◆ **What you need to do**
In your copy, leave out the pictures and repeat the entries below exactly.

◆ **Provided data**
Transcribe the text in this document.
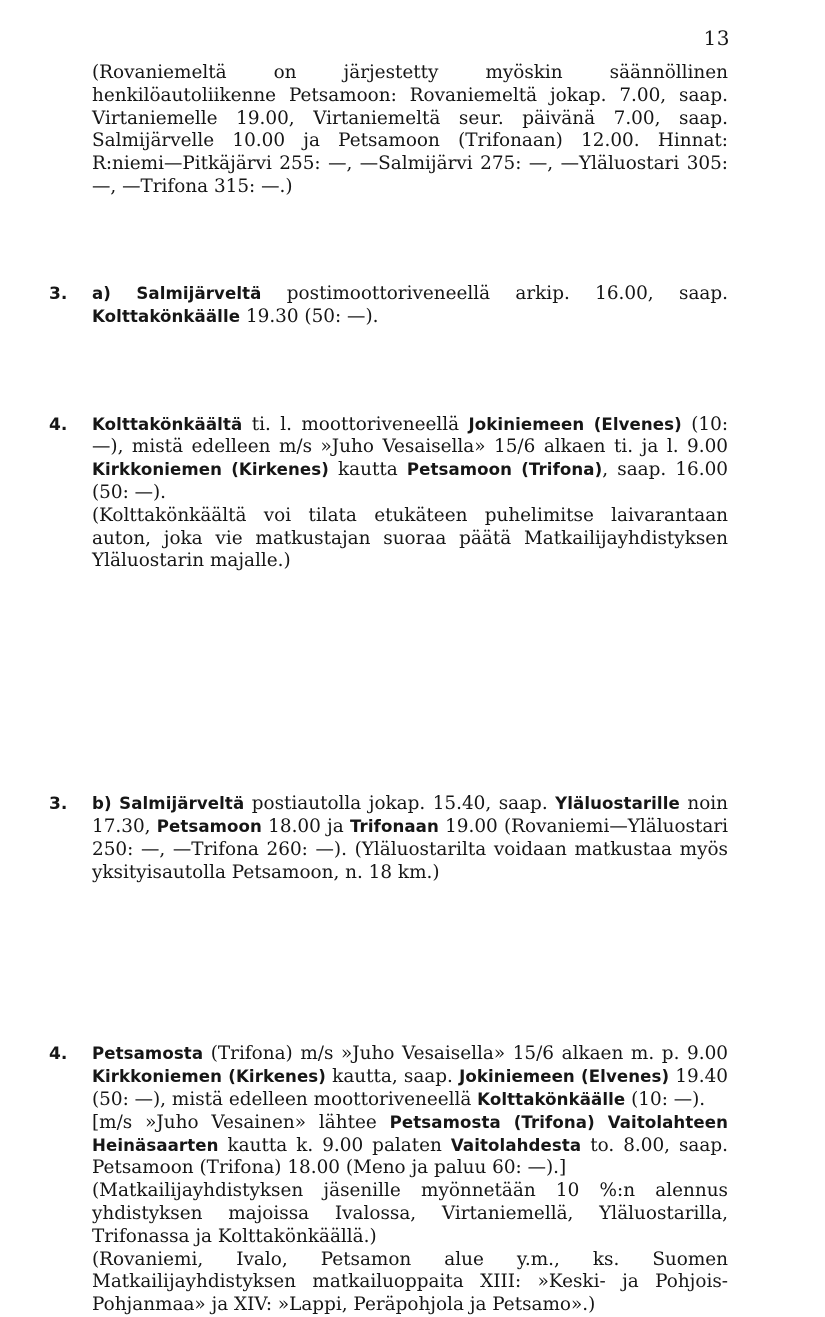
13

(Rovaniemeltä on järjestetty myöskin säännöllinen henkilöautoliikenne Petsamoon: Rovaniemeltä jokap. 7.00, saap. Virtaniemelle 19.00, Virtaniemeltä seur. päivänä 7.00, saap. Salmijärvelle 10.00 ja Petsamoon (Trifonaan) 12.00. Hinnat: R:niemi—Pitkäjärvi 255: —, —Salmijärvi 275: —, —Yläluostari 305: —, —Trifona 315: —.)

3. a) Salmijärveltä postimoottoriveneellä arkip. 16.00, saap. Kolttakönkäälle 19.30 (50: —).

4. Kolttakönkäältä ti. l. moottoriveneellä Jokiniemeen (Elvenes) (10: —), mistä edelleen m/s »Juho Vesaisella» 15/6 alkaen ti. ja l. 9.00 Kirkkoniemen (Kirkenes) kautta Petsamoon (Trifona), saap. 16.00 (50: —).

(Kolttakönkäältä voi tilata etukäteen puhelimitse laivarantaan auton, joka vie matkustajan suoraa päätä Matkailijayhdistyksen Yläluostarin majalle.)

3. b) Salmijärveltä postiautolla jokap. 15.40, saap. Yläluostarille noin 17.30, Petsamoon 18.00 ja Trifonaan 19.00 (Rovaniemi—Yläluostari 250: —, —Trifona 260: —). (Yläluostarilta voidaan matkustaa myös yksityisautolla Petsamoon, n. 18 km.)

4. Petsamosta (Trifona) m/s »Juho Vesaisella» 15/6 alkaen m. p. 9.00 Kirkkoniemen (Kirkenes) kautta, saap. Jokiniemeen (Elvenes) 19.40 (50: —), mistä edelleen moottoriveneellä Kolttakönkäälle (10: —).

[m/s »Juho Vesainen» lähtee Petsamosta (Trifona) Vaitolahteen Heinäsaarten kautta k. 9.00 palaten Vaitolahdesta to. 8.00, saap. Petsamoon (Trifona) 18.00 (Meno ja paluu 60: —).]

(Matkailijayhdistyksen jäsenille myönnetään 10 %:n alennus yhdistyksen majoissa Ivalossa, Virtaniemellä, Yläluostarilla, Trifonassa ja Kolttakönkäällä.)

(Rovaniemi, Ivalo, Petsamon alue y.m., ks. Suomen Matkailijayhdistyksen matkailuoppaita XIII: »Keski- ja Pohjois-Pohjanmaa» ja XIV: »Lappi, Peräpohjola ja Petsamo».)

◆ **Written reply**
Transcribe the text in this document.
13

(Rovaniemeltä on järjestetty myöskin säännöllinen henkilöautoliikenne Petsamoon: Rovaniemeltä jokap. 7.00, saap. Virtaniemelle 19.00, Virtaniemeltä seur. päivänä 7.00, saap. Salmijärvelle 10.00 ja Petsamoon (Trifonaan) 12.00. Hinnat: R:niemi—Pitkäjärvi 255: —, —Salmijärvi 275: —, —Yläluostari 305: —, —Trifona 315: —.)

3. a) Salmijärveltä postimoottoriveneellä arkip. 16.00, saap. Kolttakönkäälle 19.30 (50: —).

4. Kolttakönkäältä ti. l. moottoriveneellä Jokiniemeen (Elvenes) (10: —), mistä edelleen m/s »Juho Vesaisella» 15/6 alkaen ti. ja l. 9.00 Kirkkoniemen (Kirkenes) kautta Petsamoon (Trifona), saap. 16.00 (50: —).

(Kolttakönkäältä voi tilata etukäteen puhelimitse laivarantaan auton, joka vie matkustajan suoraa päätä Matkailijayhdistyksen Yläluostarin majalle.)

3. b) Salmijärveltä postiautolla jokap. 15.40, saap. Yläluostarille noin 17.30, Petsamoon 18.00 ja Trifonaan 19.00 (Rovaniemi—Yläluostari 250: —, —Trifona 260: —). (Yläluostarilta voidaan matkustaa myös yksityisautolla Petsamoon, n. 18 km.)

4. Petsamosta (Trifona) m/s »Juho Vesaisella» 15/6 alkaen m. p. 9.00 Kirkkoniemen (Kirkenes) kautta, saap. Jokiniemeen (Elvenes) 19.40 (50: —), mistä edelleen moottoriveneellä Kolttakönkäälle (10: —).

[m/s »Juho Vesainen» lähtee Petsamosta (Trifona) Vaitolahteen Heinäsaarten kautta k. 9.00 palaten Vaitolahdesta to. 8.00, saap. Petsamoon (Trifona) 18.00 (Meno ja paluu 60: —).]

(Matkailijayhdistyksen jäsenille myönnetään 10 %:n alennus yhdistyksen majoissa Ivalossa, Virtaniemellä, Yläluostarilla, Trifonassa ja Kolttakönkäällä.)

(Rovaniemi, Ivalo, Petsamon alue y.m., ks. Suomen Matkailijayhdistyksen matkailuoppaita XIII: »Keski- ja Pohjois-Pohjanmaa» ja XIV: »Lappi, Peräpohjola ja Petsamo».)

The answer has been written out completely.